▶ _Listed entries_:
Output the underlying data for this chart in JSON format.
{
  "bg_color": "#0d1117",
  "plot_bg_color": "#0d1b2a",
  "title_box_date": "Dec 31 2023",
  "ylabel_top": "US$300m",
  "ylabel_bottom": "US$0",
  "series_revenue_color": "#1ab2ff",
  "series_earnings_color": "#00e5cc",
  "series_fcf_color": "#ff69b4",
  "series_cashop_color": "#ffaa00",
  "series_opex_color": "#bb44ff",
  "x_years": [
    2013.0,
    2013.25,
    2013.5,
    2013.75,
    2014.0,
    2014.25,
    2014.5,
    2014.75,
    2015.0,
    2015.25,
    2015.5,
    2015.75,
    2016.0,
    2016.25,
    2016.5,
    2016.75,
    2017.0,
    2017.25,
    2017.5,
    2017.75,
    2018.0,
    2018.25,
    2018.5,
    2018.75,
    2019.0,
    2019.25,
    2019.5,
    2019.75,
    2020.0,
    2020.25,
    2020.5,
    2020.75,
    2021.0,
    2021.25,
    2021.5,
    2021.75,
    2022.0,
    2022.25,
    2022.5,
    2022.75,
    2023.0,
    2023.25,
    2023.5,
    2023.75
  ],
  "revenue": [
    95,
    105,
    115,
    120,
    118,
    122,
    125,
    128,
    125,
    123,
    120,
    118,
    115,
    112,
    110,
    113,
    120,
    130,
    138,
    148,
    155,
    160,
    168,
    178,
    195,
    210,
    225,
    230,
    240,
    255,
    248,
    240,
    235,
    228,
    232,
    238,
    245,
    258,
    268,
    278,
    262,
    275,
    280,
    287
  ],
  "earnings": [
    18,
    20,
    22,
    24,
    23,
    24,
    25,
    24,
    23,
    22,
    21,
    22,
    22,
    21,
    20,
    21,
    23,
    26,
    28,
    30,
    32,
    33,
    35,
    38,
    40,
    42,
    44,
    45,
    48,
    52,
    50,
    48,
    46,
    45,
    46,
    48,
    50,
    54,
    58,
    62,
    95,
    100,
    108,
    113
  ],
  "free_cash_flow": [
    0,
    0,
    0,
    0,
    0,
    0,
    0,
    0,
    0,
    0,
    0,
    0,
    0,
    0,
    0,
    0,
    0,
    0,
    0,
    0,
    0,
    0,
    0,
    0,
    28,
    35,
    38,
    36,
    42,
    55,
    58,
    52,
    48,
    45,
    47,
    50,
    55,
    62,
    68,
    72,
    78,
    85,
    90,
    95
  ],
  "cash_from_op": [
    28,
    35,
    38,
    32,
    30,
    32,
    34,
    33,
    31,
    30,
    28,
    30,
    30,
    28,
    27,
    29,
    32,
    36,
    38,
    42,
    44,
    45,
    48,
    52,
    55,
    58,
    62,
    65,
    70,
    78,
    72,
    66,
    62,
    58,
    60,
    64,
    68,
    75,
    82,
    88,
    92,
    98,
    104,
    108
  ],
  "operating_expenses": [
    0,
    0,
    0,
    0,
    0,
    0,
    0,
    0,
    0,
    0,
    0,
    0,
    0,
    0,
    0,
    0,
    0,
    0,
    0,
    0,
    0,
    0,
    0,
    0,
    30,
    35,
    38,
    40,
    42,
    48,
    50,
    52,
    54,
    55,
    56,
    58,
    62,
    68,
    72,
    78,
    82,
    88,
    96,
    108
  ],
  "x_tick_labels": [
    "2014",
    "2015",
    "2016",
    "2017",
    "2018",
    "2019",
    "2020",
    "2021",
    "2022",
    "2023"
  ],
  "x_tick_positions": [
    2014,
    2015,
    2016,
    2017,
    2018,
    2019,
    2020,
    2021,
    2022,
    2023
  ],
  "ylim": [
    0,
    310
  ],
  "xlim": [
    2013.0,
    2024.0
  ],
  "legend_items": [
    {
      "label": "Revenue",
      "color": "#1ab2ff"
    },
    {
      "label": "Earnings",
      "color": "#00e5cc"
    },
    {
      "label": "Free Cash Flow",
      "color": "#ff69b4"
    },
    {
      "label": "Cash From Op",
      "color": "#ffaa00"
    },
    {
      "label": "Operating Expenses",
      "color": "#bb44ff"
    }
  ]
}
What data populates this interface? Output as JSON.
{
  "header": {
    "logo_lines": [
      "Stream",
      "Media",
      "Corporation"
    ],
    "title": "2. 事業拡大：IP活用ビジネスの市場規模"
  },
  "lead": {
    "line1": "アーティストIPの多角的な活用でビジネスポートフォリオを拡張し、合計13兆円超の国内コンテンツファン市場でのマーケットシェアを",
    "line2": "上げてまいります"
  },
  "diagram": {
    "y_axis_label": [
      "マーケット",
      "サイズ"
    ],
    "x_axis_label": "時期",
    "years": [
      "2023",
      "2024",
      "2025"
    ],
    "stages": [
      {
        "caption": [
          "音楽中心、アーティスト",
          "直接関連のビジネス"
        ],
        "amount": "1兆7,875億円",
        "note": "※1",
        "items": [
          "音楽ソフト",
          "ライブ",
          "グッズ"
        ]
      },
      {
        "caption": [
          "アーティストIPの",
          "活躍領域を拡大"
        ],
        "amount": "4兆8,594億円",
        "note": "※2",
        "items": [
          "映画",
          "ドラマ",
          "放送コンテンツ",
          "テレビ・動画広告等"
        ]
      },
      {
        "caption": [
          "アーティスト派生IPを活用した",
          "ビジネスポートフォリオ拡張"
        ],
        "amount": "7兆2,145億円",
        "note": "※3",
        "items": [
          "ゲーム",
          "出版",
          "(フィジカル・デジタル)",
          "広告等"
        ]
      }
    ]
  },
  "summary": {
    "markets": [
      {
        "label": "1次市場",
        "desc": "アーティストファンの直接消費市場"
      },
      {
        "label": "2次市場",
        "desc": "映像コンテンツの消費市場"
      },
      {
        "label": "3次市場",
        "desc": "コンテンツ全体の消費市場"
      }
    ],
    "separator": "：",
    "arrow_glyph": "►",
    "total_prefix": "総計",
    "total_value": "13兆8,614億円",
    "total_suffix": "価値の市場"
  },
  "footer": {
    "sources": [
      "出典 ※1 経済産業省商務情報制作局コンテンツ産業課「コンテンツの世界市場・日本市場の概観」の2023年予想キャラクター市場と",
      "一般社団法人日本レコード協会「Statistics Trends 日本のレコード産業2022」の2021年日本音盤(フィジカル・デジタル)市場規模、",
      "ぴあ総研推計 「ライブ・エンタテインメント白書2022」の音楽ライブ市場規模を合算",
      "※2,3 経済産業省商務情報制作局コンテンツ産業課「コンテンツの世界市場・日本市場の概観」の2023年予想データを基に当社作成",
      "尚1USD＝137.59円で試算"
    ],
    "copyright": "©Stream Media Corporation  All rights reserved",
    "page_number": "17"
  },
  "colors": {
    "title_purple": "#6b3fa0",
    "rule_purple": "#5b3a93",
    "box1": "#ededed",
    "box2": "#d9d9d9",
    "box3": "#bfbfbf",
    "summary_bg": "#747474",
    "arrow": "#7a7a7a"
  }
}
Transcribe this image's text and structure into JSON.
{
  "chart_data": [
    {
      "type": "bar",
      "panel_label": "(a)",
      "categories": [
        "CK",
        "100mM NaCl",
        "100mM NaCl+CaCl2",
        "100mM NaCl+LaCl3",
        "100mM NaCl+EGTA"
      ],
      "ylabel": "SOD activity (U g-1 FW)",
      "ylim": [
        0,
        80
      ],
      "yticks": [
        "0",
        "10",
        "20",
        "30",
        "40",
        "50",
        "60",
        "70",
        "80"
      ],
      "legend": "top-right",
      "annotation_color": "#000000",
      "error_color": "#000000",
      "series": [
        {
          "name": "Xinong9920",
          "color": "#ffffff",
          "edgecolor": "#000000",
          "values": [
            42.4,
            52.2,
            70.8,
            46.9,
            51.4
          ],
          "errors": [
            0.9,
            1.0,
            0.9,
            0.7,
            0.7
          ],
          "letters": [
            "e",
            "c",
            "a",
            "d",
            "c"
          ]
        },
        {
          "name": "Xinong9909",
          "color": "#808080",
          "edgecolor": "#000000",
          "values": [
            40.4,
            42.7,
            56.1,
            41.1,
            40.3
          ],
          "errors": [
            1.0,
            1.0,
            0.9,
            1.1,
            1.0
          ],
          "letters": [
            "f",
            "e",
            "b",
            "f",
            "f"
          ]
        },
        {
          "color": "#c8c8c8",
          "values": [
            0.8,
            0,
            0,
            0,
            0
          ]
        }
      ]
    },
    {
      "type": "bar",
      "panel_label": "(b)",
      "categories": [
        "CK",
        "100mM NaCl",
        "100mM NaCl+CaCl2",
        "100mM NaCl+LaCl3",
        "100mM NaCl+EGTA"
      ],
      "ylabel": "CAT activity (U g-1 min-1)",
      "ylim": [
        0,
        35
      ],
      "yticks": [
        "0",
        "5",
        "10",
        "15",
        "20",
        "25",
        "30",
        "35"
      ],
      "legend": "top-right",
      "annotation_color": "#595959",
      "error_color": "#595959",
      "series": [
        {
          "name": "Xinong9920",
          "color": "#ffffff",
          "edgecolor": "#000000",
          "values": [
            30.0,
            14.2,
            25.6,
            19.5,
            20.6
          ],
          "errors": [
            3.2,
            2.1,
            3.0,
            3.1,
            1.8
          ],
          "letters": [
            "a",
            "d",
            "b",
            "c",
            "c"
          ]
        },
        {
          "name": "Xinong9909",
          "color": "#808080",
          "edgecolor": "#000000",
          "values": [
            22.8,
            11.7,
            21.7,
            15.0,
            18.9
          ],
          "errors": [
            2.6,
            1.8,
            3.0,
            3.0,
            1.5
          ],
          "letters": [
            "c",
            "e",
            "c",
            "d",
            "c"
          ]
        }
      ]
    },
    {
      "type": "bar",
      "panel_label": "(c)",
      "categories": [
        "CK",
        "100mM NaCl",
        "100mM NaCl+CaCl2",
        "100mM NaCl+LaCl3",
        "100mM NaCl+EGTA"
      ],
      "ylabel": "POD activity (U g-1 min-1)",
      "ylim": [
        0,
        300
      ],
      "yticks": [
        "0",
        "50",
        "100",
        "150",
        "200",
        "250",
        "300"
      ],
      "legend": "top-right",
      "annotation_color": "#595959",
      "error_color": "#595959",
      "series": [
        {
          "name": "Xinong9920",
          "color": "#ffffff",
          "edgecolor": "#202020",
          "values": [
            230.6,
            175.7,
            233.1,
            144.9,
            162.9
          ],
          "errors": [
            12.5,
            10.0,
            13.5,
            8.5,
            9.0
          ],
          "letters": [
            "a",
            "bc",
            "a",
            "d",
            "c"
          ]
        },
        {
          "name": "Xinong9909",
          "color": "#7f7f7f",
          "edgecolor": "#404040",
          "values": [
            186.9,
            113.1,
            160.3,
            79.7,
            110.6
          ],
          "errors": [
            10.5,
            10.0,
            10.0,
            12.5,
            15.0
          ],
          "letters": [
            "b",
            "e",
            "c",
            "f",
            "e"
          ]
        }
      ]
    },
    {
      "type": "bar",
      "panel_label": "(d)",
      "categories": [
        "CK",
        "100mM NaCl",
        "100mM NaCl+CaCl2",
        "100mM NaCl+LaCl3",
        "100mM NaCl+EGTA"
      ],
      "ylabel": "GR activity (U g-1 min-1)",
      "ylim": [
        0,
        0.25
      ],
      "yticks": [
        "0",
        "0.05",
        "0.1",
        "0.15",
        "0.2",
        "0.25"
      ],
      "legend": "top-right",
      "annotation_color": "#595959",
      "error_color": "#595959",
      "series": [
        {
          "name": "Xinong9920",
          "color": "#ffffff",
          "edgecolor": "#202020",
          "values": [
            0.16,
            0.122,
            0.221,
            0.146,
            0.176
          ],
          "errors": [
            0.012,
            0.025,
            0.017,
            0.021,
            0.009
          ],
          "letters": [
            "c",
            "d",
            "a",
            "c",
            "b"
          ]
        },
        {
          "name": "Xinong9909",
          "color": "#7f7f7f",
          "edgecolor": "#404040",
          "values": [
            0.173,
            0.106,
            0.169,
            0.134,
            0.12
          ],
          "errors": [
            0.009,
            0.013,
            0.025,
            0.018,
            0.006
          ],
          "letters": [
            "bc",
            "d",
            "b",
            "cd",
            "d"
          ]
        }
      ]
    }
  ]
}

▶ _Exercise aim_: Search the listing for the word "Corporation". Copy every line in which it occurs.

▶ _Task output_:
      "Corporation"
    "copyright": "©Stream Media Corporation  All rights reserved",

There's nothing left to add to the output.